#### [Short problem]
Write out the full listing again, exactly as it stands.

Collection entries
========================================================================
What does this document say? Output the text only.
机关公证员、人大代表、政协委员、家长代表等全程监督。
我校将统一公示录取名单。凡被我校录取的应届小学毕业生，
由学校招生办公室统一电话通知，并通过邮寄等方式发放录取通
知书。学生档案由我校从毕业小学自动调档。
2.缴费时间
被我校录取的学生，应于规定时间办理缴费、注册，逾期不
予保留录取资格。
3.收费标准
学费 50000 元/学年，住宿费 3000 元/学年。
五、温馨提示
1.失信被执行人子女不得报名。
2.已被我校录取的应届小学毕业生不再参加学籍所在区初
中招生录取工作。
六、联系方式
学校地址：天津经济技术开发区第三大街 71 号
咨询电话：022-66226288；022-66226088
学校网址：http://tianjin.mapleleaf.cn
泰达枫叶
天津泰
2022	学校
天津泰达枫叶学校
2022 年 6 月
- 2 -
========================================================================
#### [Result of this task]
What does this document say? Output the text only.
机关公证员、人大代表、政协委员、家长代表等全程监督。
我校将统一公示录取名单。凡被我校录取的应届小学毕业生，
由学校招生办公室统一电话通知，并通过邮寄等方式发放录取通
知书。学生档案由我校从毕业小学自动调档。
2.缴费时间
被我校录取的学生，应于规定时间办理缴费、注册，逾期不
予保留录取资格。
3.收费标准
学费 50000 元/学年，住宿费 3000 元/学年。
五、温馨提示
1.失信被执行人子女不得报名。
2.已被我校录取的应届小学毕业生不再参加学籍所在区初
中招生录取工作。
六、联系方式
学校地址：天津经济技术开发区第三大街 71 号
咨询电话：022-66226288；022-66226088
学校网址：http://tianjin.mapleleaf.cn
泰达枫叶
天津泰
2022	学校
天津泰达枫叶学校
2022 年 6 月
- 2 -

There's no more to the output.